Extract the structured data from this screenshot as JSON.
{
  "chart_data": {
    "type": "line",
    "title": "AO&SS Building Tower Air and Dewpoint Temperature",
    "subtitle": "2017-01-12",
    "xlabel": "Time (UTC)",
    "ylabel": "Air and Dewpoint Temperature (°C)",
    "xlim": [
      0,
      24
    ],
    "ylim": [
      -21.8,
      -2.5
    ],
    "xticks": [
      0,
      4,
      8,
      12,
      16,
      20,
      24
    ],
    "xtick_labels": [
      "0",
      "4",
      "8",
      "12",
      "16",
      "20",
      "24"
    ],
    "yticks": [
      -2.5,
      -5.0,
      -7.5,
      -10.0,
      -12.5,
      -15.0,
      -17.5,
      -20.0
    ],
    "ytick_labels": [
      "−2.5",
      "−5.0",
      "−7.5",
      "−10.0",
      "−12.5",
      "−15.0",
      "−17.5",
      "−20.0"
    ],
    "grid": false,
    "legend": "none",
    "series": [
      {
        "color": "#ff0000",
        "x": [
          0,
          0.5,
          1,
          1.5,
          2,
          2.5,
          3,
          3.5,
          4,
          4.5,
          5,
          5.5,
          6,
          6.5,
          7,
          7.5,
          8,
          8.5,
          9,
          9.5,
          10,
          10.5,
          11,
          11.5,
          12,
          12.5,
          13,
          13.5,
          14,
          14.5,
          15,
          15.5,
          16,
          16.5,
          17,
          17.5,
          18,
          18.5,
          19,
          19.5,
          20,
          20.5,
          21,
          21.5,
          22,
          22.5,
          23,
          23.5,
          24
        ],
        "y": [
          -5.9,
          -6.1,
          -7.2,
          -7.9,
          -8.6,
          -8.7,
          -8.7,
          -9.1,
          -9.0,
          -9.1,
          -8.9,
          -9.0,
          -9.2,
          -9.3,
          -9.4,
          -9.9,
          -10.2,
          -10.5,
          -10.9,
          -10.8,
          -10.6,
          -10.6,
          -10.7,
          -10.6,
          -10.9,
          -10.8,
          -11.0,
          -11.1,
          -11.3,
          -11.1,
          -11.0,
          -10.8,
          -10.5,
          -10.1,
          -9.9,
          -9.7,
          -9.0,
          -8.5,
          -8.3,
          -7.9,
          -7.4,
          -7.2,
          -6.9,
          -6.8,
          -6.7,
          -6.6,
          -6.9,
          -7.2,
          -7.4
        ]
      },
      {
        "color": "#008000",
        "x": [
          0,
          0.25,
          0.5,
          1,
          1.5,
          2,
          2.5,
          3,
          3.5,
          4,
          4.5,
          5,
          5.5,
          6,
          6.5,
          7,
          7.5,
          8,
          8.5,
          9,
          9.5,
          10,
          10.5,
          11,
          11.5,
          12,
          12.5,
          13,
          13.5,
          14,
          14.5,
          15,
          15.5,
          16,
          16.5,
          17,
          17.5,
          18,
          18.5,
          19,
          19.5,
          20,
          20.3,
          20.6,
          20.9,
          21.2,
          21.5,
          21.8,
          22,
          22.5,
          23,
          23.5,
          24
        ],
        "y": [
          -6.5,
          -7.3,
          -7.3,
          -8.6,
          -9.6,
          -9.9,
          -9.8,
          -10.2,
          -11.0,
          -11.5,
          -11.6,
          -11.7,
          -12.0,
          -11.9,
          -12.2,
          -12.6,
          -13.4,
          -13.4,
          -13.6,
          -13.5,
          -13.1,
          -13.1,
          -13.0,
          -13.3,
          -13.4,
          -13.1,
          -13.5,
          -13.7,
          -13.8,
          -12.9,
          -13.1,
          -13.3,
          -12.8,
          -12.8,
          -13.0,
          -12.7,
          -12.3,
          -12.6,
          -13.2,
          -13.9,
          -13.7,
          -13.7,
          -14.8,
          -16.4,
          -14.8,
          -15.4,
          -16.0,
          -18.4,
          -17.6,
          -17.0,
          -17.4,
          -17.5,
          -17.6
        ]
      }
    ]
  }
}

* * * * * * * * *

### EXERCISE REQUIREMENTS
Write each line above out exactly.

### PROBLEM SOLUTION
Extract the structured data from this screenshot as JSON.
{
  "chart_data": {
    "type": "line",
    "title": "AO&SS Building Tower Air and Dewpoint Temperature",
    "subtitle": "2017-01-12",
    "xlabel": "Time (UTC)",
    "ylabel": "Air and Dewpoint Temperature (°C)",
    "xlim": [
      0,
      24
    ],
    "ylim": [
      -21.8,
      -2.5
    ],
    "xticks": [
      0,
      4,
      8,
      12,
      16,
      20,
      24
    ],
    "xtick_labels": [
      "0",
      "4",
      "8",
      "12",
      "16",
      "20",
      "24"
    ],
    "yticks": [
      -2.5,
      -5.0,
      -7.5,
      -10.0,
      -12.5,
      -15.0,
      -17.5,
      -20.0
    ],
    "ytick_labels": [
      "−2.5",
      "−5.0",
      "−7.5",
      "−10.0",
      "−12.5",
      "−15.0",
      "−17.5",
      "−20.0"
    ],
    "grid": false,
    "legend": "none",
    "series": [
      {
        "color": "#ff0000",
        "x": [
          0,
          0.5,
          1,
          1.5,
          2,
          2.5,
          3,
          3.5,
          4,
          4.5,
          5,
          5.5,
          6,
          6.5,
          7,
          7.5,
          8,
          8.5,
          9,
          9.5,
          10,
          10.5,
          11,
          11.5,
          12,
          12.5,
          13,
          13.5,
          14,
          14.5,
          15,
          15.5,
          16,
          16.5,
          17,
          17.5,
          18,
          18.5,
          19,
          19.5,
          20,
          20.5,
          21,
          21.5,
          22,
          22.5,
          23,
          23.5,
          24
        ],
        "y": [
          -5.9,
          -6.1,
          -7.2,
          -7.9,
          -8.6,
          -8.7,
          -8.7,
          -9.1,
          -9.0,
          -9.1,
          -8.9,
          -9.0,
          -9.2,
          -9.3,
          -9.4,
          -9.9,
          -10.2,
          -10.5,
          -10.9,
          -10.8,
          -10.6,
          -10.6,
          -10.7,
          -10.6,
          -10.9,
          -10.8,
          -11.0,
          -11.1,
          -11.3,
          -11.1,
          -11.0,
          -10.8,
          -10.5,
          -10.1,
          -9.9,
          -9.7,
          -9.0,
          -8.5,
          -8.3,
          -7.9,
          -7.4,
          -7.2,
          -6.9,
          -6.8,
          -6.7,
          -6.6,
          -6.9,
          -7.2,
          -7.4
        ]
      },
      {
        "color": "#008000",
        "x": [
          0,
          0.25,
          0.5,
          1,
          1.5,
          2,
          2.5,
          3,
          3.5,
          4,
          4.5,
          5,
          5.5,
          6,
          6.5,
          7,
          7.5,
          8,
          8.5,
          9,
          9.5,
          10,
          10.5,
          11,
          11.5,
          12,
          12.5,
          13,
          13.5,
          14,
          14.5,
          15,
          15.5,
          16,
          16.5,
          17,
          17.5,
          18,
          18.5,
          19,
          19.5,
          20,
          20.3,
          20.6,
          20.9,
          21.2,
          21.5,
          21.8,
          22,
          22.5,
          23,
          23.5,
          24
        ],
        "y": [
          -6.5,
          -7.3,
          -7.3,
          -8.6,
          -9.6,
          -9.9,
          -9.8,
          -10.2,
          -11.0,
          -11.5,
          -11.6,
          -11.7,
          -12.0,
          -11.9,
          -12.2,
          -12.6,
          -13.4,
          -13.4,
          -13.6,
          -13.5,
          -13.1,
          -13.1,
          -13.0,
          -13.3,
          -13.4,
          -13.1,
          -13.5,
          -13.7,
          -13.8,
          -12.9,
          -13.1,
          -13.3,
          -12.8,
          -12.8,
          -13.0,
          -12.7,
          -12.3,
          -12.6,
          -13.2,
          -13.9,
          -13.7,
          -13.7,
          -14.8,
          -16.4,
          -14.8,
          -15.4,
          -16.0,
          -18.4,
          -17.6,
          -17.0,
          -17.4,
          -17.5,
          -17.6
        ]
      }
    ]
  }
}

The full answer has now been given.